WHAT YOU WILL DO: Write the material out again in full, word for word. Do not include the pictures.

--------

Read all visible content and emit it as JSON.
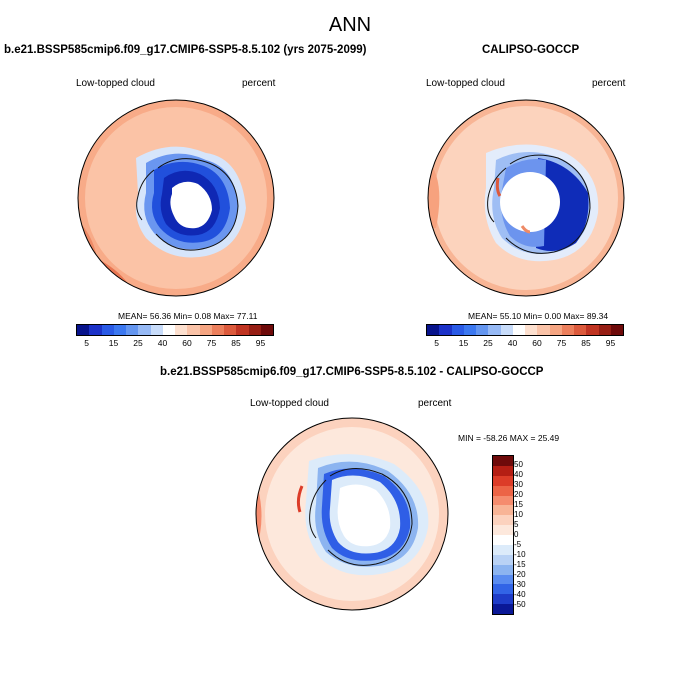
{
  "main_title": "ANN",
  "panels": {
    "model": {
      "title": "b.e21.BSSP585cmip6.f09_g17.CMIP6-SSP5-8.5.102 (yrs 2075-2099)",
      "left_label": "Low-topped cloud",
      "right_label": "percent",
      "stats": "MEAN=  56.36  Min=   0.08  Max=  77.11"
    },
    "obs": {
      "title": "CALIPSO-GOCCP",
      "left_label": "Low-topped cloud",
      "right_label": "percent",
      "stats": "MEAN=  55.10  Min=   0.00  Max=  89.34"
    },
    "diff": {
      "title": "b.e21.BSSP585cmip6.f09_g17.CMIP6-SSP5-8.5.102 - CALIPSO-GOCCP",
      "left_label": "Low-topped cloud",
      "right_label": "percent",
      "stats": "MIN = -58.26 MAX =  25.49"
    }
  },
  "colorbar_abs": {
    "colors": [
      "#08148c",
      "#1c32c8",
      "#2a5ae6",
      "#3c78f0",
      "#6496f0",
      "#96b9f5",
      "#c8dcfa",
      "#ffffff",
      "#fde0cf",
      "#fac3a8",
      "#f5a582",
      "#ec7f5c",
      "#dc5a3c",
      "#c03422",
      "#961e14",
      "#6e0a0a"
    ],
    "labels": [
      "5",
      "15",
      "25",
      "40",
      "60",
      "75",
      "85",
      "95"
    ]
  },
  "colorbar_diff": {
    "colors": [
      "#6e0a0a",
      "#b41e14",
      "#dc3c28",
      "#ec6446",
      "#f58c6e",
      "#f8b496",
      "#fcd2be",
      "#fde8dc",
      "#ffffff",
      "#dcebfa",
      "#b9d2f5",
      "#8cb4f0",
      "#5a8cf0",
      "#3264e6",
      "#1e3cc8",
      "#0a1896"
    ],
    "labels": [
      "50",
      "40",
      "30",
      "20",
      "15",
      "10",
      "5",
      "0",
      "-5",
      "-10",
      "-15",
      "-20",
      "-30",
      "-40",
      "-50"
    ]
  }
}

--------

TASK OUTPUT:
Read all visible content and emit it as JSON.
{
  "main_title": "ANN",
  "panels": {
    "model": {
      "title": "b.e21.BSSP585cmip6.f09_g17.CMIP6-SSP5-8.5.102 (yrs 2075-2099)",
      "left_label": "Low-topped cloud",
      "right_label": "percent",
      "stats": "MEAN=  56.36  Min=   0.08  Max=  77.11"
    },
    "obs": {
      "title": "CALIPSO-GOCCP",
      "left_label": "Low-topped cloud",
      "right_label": "percent",
      "stats": "MEAN=  55.10  Min=   0.00  Max=  89.34"
    },
    "diff": {
      "title": "b.e21.BSSP585cmip6.f09_g17.CMIP6-SSP5-8.5.102 - CALIPSO-GOCCP",
      "left_label": "Low-topped cloud",
      "right_label": "percent",
      "stats": "MIN = -58.26 MAX =  25.49"
    }
  },
  "colorbar_abs": {
    "colors": [
      "#08148c",
      "#1c32c8",
      "#2a5ae6",
      "#3c78f0",
      "#6496f0",
      "#96b9f5",
      "#c8dcfa",
      "#ffffff",
      "#fde0cf",
      "#fac3a8",
      "#f5a582",
      "#ec7f5c",
      "#dc5a3c",
      "#c03422",
      "#961e14",
      "#6e0a0a"
    ],
    "labels": [
      "5",
      "15",
      "25",
      "40",
      "60",
      "75",
      "85",
      "95"
    ]
  },
  "colorbar_diff": {
    "colors": [
      "#6e0a0a",
      "#b41e14",
      "#dc3c28",
      "#ec6446",
      "#f58c6e",
      "#f8b496",
      "#fcd2be",
      "#fde8dc",
      "#ffffff",
      "#dcebfa",
      "#b9d2f5",
      "#8cb4f0",
      "#5a8cf0",
      "#3264e6",
      "#1e3cc8",
      "#0a1896"
    ],
    "labels": [
      "50",
      "40",
      "30",
      "20",
      "15",
      "10",
      "5",
      "0",
      "-5",
      "-10",
      "-15",
      "-20",
      "-30",
      "-40",
      "-50"
    ]
  }
}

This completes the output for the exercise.